Records from a collection:
- - -

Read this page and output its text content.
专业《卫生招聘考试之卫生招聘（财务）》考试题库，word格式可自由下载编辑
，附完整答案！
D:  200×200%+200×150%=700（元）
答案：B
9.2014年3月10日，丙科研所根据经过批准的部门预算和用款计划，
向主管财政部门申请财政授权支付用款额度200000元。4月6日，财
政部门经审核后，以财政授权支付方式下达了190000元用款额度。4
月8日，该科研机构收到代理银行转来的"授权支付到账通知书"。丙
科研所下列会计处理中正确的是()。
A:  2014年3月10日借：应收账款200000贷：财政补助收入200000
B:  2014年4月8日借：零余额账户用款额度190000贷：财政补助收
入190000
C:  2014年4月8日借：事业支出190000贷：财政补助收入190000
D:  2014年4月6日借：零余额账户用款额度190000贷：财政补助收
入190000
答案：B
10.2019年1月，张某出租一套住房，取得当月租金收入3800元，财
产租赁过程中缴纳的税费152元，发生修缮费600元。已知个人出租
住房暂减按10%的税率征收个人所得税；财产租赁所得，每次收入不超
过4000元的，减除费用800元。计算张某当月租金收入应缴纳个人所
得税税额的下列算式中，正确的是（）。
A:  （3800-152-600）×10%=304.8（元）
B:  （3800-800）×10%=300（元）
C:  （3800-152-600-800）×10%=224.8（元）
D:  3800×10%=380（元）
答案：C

- - -

**Exercise**
Your task is to repeat the data exactly; please include every line.

**Solution for this problem**
Read this page and output its text content.
专业《卫生招聘考试之卫生招聘（财务）》考试题库，word格式可自由下载编辑
，附完整答案！
D:  200×200%+200×150%=700（元）
答案：B
9.2014年3月10日，丙科研所根据经过批准的部门预算和用款计划，
向主管财政部门申请财政授权支付用款额度200000元。4月6日，财
政部门经审核后，以财政授权支付方式下达了190000元用款额度。4
月8日，该科研机构收到代理银行转来的"授权支付到账通知书"。丙
科研所下列会计处理中正确的是()。
A:  2014年3月10日借：应收账款200000贷：财政补助收入200000
B:  2014年4月8日借：零余额账户用款额度190000贷：财政补助收
入190000
C:  2014年4月8日借：事业支出190000贷：财政补助收入190000
D:  2014年4月6日借：零余额账户用款额度190000贷：财政补助收
入190000
答案：B
10.2019年1月，张某出租一套住房，取得当月租金收入3800元，财
产租赁过程中缴纳的税费152元，发生修缮费600元。已知个人出租
住房暂减按10%的税率征收个人所得税；财产租赁所得，每次收入不超
过4000元的，减除费用800元。计算张某当月租金收入应缴纳个人所
得税税额的下列算式中，正确的是（）。
A:  （3800-152-600）×10%=304.8（元）
B:  （3800-800）×10%=300（元）
C:  （3800-152-600-800）×10%=224.8（元）
D:  3800×10%=380（元）
答案：C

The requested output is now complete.